Your objective: Below is a listing. Gather each line of it that contains "fruntimmers".

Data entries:
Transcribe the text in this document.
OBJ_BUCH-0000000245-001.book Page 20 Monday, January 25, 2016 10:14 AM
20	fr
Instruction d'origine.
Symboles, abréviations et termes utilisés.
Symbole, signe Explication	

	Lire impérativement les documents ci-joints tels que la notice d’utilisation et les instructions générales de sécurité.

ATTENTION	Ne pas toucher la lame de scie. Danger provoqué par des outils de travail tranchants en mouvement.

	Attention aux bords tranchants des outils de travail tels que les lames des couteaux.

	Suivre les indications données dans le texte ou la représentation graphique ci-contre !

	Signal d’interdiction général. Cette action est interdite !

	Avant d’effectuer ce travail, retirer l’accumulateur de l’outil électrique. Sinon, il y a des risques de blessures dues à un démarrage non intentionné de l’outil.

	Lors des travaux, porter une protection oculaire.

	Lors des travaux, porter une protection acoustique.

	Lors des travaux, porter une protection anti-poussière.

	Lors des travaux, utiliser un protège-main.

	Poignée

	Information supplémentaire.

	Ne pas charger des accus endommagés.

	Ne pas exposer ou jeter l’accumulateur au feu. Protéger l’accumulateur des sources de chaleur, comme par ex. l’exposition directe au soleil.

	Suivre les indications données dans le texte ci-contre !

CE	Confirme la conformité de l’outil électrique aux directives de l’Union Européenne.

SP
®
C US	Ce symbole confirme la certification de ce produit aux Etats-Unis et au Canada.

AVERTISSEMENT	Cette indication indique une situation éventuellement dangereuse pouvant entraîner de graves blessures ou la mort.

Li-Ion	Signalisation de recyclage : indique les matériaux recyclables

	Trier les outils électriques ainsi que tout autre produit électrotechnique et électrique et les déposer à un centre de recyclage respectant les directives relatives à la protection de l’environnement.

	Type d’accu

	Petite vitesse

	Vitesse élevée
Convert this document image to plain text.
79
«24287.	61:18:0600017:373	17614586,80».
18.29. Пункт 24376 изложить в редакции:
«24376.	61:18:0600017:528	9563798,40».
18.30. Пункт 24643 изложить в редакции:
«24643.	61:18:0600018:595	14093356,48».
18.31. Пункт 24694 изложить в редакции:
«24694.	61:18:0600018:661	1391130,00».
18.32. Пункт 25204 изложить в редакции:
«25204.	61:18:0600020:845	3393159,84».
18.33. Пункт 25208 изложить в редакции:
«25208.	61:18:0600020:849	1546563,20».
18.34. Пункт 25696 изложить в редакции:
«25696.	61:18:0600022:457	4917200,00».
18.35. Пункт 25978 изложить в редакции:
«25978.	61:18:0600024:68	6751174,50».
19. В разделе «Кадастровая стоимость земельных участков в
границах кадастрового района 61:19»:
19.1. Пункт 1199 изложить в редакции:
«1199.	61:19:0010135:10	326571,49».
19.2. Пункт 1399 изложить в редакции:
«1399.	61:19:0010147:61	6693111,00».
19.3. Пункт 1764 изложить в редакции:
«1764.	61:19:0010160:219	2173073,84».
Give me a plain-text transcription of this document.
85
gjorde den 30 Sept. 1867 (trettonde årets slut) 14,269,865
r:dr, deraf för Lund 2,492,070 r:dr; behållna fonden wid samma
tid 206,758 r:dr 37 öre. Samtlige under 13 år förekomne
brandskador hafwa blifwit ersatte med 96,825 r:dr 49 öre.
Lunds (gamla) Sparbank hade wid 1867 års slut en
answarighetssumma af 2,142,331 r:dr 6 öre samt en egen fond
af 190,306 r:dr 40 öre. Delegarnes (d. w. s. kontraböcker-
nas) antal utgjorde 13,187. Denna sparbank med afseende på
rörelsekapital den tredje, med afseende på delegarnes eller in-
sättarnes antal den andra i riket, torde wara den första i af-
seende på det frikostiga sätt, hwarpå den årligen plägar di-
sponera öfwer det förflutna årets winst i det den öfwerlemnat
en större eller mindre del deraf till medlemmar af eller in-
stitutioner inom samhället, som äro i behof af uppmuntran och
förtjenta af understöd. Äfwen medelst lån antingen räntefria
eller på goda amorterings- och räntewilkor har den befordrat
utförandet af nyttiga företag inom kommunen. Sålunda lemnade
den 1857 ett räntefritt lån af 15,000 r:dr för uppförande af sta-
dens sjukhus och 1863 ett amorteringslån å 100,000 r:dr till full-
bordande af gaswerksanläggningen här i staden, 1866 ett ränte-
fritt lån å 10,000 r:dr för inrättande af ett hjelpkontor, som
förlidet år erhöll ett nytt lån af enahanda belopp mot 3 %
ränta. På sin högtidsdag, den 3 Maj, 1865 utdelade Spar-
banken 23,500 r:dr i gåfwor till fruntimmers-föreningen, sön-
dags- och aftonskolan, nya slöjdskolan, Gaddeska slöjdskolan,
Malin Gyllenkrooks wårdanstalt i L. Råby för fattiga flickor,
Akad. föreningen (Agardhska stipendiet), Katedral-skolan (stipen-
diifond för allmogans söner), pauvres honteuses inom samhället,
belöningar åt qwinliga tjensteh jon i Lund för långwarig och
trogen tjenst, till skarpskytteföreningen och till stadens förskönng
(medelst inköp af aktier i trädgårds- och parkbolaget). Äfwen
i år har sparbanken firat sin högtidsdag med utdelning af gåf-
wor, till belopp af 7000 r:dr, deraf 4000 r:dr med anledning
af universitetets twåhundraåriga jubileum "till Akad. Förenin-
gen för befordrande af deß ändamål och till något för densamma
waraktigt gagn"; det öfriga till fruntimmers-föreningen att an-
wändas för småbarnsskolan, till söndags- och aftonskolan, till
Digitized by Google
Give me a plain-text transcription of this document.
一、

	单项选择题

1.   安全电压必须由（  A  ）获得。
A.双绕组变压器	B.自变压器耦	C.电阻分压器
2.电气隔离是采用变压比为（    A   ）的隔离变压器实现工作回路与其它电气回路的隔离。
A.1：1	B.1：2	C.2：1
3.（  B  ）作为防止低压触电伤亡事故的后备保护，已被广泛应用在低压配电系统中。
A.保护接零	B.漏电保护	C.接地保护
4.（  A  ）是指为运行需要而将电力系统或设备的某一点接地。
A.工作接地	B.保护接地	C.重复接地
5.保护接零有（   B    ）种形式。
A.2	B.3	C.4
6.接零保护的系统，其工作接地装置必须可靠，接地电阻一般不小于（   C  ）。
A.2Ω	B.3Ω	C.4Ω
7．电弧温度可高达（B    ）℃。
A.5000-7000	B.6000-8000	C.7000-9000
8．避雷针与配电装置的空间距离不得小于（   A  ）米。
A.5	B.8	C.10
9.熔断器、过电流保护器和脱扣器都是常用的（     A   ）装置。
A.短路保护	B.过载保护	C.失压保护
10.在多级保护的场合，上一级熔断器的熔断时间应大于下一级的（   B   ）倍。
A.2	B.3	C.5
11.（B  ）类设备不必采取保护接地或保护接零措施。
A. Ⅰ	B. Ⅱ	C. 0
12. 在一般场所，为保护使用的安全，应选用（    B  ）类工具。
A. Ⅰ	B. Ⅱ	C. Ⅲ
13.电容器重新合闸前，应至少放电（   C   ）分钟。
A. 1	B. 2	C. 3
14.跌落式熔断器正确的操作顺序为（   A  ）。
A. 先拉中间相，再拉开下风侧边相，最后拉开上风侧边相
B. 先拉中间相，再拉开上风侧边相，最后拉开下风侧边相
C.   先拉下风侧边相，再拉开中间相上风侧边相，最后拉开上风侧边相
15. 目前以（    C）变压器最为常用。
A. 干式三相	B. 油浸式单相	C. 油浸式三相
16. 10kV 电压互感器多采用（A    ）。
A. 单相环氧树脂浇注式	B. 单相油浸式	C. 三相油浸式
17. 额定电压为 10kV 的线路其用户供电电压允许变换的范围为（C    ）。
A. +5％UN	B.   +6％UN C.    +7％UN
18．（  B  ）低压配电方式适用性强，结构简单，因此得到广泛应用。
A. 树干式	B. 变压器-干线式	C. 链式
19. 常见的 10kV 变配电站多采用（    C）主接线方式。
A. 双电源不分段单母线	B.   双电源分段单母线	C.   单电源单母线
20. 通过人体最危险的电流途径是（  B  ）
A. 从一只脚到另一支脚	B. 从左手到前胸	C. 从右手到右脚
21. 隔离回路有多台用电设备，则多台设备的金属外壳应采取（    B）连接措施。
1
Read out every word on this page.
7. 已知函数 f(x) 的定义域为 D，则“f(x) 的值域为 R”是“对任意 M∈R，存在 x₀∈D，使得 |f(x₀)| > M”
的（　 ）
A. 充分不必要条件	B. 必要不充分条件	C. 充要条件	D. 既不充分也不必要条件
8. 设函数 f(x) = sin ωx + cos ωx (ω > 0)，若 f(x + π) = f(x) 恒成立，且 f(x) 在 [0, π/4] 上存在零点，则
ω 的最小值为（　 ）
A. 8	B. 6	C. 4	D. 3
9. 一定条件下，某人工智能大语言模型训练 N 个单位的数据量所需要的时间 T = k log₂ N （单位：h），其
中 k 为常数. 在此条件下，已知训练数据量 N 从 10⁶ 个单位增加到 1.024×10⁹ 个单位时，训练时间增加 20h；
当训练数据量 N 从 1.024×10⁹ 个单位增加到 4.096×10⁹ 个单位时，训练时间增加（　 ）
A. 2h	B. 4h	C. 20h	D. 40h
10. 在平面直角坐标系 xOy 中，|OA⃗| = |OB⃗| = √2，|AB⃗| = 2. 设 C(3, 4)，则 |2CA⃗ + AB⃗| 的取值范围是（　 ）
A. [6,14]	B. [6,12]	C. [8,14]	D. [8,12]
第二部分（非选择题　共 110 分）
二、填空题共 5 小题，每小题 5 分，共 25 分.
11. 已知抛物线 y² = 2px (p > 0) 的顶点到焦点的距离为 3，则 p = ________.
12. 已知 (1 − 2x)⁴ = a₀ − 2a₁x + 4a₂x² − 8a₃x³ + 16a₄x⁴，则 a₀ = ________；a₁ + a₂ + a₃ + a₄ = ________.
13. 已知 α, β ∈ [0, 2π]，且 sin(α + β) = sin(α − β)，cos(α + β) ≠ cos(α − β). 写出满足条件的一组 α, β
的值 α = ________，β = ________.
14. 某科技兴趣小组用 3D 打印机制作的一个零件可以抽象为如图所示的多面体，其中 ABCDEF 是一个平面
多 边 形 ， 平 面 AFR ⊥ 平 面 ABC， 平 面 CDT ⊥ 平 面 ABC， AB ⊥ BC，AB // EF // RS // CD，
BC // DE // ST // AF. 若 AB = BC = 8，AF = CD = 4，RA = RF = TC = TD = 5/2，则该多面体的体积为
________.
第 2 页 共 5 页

Solution:
banken 23,500 r:dr i gåfwor till fruntimmers-föreningen, sön-
waraktigt gagn"; det öfriga till fruntimmers-föreningen att an-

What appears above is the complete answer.